* Stated problem:
Reproduce without alteration every line of the entries from the one containing "black-stone — [153, 161, 168, 176]" through the one containing "grid-line — [16, 280, 305, 281]", including both.

------------------------

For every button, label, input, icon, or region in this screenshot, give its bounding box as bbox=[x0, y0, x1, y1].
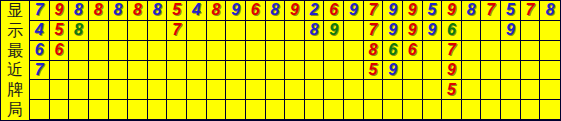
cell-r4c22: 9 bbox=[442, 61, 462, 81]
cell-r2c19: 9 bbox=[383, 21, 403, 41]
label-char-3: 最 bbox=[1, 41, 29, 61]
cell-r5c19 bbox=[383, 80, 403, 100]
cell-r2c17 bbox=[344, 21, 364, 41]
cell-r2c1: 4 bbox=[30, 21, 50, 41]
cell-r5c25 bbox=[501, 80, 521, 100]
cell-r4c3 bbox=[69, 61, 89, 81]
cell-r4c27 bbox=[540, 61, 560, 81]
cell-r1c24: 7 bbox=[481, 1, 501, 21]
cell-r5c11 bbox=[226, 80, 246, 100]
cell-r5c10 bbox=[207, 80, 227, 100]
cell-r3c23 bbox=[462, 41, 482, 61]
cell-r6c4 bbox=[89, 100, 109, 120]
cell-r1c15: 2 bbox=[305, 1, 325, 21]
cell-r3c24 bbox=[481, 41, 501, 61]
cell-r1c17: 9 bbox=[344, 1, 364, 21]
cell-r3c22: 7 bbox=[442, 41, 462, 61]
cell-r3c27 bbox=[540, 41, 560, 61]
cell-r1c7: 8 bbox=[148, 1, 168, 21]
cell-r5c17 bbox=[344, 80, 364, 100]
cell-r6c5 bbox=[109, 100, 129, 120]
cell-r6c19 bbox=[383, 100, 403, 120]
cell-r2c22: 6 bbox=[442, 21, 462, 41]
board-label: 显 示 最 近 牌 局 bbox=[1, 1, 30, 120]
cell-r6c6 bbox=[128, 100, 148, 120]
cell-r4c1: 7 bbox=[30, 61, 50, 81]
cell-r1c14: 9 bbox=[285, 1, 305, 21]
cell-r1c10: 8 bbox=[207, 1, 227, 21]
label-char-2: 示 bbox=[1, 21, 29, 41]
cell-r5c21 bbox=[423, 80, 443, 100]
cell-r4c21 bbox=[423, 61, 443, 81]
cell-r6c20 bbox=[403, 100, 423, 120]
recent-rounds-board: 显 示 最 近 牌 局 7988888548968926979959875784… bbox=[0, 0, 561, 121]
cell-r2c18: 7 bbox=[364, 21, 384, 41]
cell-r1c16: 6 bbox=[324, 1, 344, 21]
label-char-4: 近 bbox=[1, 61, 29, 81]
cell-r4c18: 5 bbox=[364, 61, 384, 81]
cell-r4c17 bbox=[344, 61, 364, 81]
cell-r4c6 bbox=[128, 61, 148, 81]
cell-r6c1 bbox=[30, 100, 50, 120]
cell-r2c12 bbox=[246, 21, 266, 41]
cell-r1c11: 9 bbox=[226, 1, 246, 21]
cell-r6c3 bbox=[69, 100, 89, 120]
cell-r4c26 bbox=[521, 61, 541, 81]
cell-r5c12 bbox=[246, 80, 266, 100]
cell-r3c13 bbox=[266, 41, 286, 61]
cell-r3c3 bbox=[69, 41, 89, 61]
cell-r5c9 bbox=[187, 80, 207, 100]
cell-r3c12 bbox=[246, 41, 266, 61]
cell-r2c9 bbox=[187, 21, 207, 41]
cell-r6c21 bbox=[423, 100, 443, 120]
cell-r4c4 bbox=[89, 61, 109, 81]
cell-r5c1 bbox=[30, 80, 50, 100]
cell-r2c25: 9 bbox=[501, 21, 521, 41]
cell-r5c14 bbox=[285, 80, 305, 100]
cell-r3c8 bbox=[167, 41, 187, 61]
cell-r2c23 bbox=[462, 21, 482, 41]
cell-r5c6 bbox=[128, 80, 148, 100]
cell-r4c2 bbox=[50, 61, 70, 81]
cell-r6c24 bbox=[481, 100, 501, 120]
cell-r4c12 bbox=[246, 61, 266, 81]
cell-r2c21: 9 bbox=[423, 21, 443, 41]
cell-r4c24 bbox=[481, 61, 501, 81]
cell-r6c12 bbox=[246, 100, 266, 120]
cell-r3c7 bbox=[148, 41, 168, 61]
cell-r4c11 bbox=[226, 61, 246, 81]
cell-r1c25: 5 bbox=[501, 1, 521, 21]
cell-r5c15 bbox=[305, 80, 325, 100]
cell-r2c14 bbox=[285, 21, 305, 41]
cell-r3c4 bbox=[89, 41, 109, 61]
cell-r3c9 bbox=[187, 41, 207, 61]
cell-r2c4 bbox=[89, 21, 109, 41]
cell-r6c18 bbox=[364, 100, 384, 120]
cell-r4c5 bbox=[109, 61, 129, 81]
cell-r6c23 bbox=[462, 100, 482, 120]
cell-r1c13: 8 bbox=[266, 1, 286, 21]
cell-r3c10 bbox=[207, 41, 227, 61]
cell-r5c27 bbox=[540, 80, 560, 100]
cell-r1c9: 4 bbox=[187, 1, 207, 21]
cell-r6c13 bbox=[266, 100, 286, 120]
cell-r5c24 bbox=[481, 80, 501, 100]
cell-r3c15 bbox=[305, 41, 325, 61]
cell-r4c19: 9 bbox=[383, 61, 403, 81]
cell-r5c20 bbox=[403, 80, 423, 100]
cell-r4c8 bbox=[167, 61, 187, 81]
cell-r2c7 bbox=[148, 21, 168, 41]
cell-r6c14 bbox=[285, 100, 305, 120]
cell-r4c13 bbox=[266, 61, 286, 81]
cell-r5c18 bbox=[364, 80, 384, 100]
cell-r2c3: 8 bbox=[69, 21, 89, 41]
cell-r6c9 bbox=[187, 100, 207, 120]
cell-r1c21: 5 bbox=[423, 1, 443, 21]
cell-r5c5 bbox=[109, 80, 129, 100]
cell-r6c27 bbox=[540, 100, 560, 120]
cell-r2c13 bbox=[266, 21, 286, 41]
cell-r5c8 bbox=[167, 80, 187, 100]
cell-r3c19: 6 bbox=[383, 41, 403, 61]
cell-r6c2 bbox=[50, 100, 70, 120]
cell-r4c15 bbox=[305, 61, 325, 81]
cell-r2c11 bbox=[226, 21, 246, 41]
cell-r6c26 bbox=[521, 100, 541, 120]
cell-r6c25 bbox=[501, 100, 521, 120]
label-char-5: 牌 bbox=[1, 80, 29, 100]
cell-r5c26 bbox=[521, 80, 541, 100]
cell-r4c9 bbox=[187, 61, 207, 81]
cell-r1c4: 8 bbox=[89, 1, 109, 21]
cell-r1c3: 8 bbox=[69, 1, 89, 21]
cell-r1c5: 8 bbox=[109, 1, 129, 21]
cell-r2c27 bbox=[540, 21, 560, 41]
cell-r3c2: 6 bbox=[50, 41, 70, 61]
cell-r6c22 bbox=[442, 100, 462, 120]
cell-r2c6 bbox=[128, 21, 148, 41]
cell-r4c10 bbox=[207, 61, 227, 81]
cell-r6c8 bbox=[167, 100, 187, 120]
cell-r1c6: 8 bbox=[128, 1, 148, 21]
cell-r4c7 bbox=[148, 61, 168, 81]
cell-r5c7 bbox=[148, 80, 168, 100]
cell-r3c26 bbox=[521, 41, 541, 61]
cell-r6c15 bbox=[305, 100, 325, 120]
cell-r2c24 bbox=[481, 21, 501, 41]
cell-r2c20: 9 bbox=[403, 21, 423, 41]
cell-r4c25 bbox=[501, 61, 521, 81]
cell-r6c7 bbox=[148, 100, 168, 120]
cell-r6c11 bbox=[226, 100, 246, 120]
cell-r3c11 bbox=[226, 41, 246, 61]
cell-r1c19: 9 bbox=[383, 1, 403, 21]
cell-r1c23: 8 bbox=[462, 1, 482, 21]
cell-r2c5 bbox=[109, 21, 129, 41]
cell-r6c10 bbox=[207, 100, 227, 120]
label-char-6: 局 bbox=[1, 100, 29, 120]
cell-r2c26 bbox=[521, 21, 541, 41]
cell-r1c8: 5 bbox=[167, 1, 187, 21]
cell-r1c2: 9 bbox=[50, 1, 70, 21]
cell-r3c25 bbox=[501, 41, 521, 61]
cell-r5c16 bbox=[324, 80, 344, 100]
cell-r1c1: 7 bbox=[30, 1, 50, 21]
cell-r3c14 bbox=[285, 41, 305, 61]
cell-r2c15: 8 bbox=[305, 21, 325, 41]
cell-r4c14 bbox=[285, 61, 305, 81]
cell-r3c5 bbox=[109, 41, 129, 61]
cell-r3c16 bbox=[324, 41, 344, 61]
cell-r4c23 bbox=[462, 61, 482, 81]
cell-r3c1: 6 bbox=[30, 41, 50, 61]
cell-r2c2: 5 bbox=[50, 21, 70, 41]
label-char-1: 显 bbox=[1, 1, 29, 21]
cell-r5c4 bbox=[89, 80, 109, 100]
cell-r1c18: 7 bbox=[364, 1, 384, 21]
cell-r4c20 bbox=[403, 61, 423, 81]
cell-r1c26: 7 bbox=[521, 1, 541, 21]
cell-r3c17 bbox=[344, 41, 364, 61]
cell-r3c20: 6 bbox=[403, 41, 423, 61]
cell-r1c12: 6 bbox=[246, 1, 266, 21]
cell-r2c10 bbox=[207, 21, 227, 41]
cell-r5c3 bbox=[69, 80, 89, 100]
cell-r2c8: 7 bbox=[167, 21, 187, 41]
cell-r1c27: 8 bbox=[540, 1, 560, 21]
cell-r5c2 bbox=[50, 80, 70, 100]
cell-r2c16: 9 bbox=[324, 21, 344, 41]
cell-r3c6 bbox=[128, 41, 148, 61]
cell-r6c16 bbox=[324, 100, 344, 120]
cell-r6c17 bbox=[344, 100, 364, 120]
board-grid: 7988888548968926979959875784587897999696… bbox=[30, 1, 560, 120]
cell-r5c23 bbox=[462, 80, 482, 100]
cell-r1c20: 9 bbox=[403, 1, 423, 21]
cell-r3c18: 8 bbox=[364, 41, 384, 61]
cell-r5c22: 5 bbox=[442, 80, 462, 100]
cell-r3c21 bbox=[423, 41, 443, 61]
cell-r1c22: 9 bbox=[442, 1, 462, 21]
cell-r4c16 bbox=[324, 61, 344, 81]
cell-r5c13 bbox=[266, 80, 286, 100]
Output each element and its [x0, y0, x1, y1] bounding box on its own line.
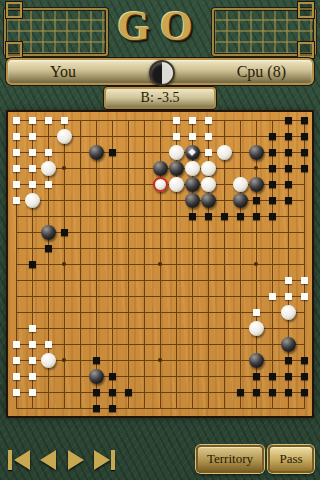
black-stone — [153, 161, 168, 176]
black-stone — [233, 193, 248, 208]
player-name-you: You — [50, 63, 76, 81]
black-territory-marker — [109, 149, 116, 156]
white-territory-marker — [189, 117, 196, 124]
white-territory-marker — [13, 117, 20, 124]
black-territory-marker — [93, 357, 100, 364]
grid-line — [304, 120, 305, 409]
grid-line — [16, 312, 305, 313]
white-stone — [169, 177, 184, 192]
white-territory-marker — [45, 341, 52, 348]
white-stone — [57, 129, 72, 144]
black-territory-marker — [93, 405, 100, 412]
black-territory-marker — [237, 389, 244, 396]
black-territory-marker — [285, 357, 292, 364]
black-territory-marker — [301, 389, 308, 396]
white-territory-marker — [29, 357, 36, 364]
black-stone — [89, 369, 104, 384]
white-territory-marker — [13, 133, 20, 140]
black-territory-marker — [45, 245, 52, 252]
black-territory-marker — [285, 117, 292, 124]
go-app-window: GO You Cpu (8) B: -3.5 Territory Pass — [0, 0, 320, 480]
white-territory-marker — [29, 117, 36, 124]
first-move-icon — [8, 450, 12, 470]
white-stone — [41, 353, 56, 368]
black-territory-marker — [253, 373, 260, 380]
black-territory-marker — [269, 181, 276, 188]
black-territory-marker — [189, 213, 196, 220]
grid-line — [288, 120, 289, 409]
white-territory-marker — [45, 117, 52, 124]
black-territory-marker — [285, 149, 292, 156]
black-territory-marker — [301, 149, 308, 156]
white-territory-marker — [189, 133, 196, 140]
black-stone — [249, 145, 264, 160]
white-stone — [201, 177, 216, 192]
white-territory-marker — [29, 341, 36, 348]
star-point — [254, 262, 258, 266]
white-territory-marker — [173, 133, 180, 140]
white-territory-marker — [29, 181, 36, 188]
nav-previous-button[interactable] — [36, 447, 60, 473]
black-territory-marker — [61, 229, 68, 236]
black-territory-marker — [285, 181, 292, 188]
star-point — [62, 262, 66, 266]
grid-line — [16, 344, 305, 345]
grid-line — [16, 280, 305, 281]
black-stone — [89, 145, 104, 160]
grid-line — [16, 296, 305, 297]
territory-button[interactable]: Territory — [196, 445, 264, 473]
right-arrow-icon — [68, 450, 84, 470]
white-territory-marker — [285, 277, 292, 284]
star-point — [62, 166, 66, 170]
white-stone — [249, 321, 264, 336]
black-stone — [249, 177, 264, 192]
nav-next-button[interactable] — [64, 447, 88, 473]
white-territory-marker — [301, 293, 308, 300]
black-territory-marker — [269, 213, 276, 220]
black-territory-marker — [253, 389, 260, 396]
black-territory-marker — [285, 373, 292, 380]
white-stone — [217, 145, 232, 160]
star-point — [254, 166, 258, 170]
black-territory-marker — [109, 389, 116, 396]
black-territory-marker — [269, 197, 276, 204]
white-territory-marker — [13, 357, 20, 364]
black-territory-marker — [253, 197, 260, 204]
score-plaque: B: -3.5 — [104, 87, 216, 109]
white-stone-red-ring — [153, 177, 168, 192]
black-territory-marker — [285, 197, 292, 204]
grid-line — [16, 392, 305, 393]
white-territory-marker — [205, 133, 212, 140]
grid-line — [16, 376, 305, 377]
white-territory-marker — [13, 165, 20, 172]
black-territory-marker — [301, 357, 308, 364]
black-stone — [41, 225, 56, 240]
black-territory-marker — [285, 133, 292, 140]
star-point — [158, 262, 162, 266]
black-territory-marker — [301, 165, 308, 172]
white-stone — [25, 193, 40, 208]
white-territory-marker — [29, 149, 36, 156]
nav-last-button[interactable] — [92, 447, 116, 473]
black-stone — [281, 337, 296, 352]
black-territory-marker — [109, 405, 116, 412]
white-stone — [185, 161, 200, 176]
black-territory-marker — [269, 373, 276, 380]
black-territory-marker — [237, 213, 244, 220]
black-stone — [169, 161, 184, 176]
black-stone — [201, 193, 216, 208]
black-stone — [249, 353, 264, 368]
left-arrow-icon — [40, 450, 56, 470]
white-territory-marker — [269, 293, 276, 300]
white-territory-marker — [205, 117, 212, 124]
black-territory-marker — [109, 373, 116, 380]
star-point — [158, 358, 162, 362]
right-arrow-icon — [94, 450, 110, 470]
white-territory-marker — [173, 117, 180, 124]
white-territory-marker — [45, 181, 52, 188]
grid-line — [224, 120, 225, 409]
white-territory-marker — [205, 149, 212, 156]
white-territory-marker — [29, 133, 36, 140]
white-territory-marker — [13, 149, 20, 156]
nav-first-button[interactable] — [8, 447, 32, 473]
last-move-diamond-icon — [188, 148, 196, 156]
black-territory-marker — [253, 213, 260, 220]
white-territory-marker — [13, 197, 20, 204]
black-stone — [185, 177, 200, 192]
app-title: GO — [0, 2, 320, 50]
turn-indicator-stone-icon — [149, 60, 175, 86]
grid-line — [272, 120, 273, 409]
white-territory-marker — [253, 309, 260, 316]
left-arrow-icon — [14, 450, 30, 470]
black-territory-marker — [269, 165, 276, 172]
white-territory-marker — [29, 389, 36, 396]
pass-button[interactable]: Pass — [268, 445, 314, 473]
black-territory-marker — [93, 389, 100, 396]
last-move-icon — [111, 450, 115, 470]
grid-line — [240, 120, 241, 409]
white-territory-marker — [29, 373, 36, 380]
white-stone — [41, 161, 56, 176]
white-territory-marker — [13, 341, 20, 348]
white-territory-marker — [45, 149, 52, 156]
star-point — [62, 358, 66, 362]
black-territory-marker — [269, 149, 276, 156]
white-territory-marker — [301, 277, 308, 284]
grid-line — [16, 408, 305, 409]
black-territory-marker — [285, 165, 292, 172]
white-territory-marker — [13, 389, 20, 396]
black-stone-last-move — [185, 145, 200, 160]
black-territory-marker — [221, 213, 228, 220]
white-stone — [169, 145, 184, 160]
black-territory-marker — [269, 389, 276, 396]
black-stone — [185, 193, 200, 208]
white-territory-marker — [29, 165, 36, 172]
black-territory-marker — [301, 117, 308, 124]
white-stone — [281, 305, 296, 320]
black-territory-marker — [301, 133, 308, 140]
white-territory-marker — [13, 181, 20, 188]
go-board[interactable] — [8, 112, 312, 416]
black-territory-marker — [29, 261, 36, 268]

------------------------

* Output of the exercise:
black-stone — [153, 161, 168, 176]
black-stone — [233, 193, 248, 208]
player-name-you: You — [50, 63, 76, 81]
black-territory-marker — [109, 149, 116, 156]
white-territory-marker — [189, 117, 196, 124]
white-territory-marker — [13, 117, 20, 124]
black-territory-marker — [93, 357, 100, 364]
grid-line — [304, 120, 305, 409]
grid-line — [16, 312, 305, 313]
white-stone — [169, 177, 184, 192]
white-territory-marker — [45, 341, 52, 348]
white-stone — [57, 129, 72, 144]
black-territory-marker — [93, 405, 100, 412]
black-territory-marker — [237, 389, 244, 396]
black-territory-marker — [285, 357, 292, 364]
black-territory-marker — [301, 389, 308, 396]
white-territory-marker — [29, 357, 36, 364]
black-stone — [89, 369, 104, 384]
white-territory-marker — [13, 133, 20, 140]
black-territory-marker — [45, 245, 52, 252]
black-territory-marker — [285, 117, 292, 124]
go-app-window: GO You Cpu (8) B: -3.5 Territory Pass — [0, 0, 320, 480]
white-territory-marker — [29, 117, 36, 124]
first-move-icon — [8, 450, 12, 470]
white-stone — [41, 353, 56, 368]
black-territory-marker — [253, 373, 260, 380]
black-territory-marker — [269, 181, 276, 188]
black-territory-marker — [189, 213, 196, 220]
grid-line — [288, 120, 289, 409]
white-territory-marker — [45, 117, 52, 124]
black-territory-marker — [285, 149, 292, 156]
black-territory-marker — [301, 149, 308, 156]
white-territory-marker — [189, 133, 196, 140]
black-stone — [249, 145, 264, 160]
white-stone — [201, 177, 216, 192]
white-territory-marker — [29, 341, 36, 348]
star-point — [254, 262, 258, 266]
white-territory-marker — [173, 133, 180, 140]
white-territory-marker — [29, 181, 36, 188]
nav-previous-button[interactable] — [36, 447, 60, 473]
black-territory-marker — [61, 229, 68, 236]
black-territory-marker — [285, 181, 292, 188]
star-point — [62, 262, 66, 266]
grid-line — [16, 344, 305, 345]
grid-line — [16, 280, 305, 281]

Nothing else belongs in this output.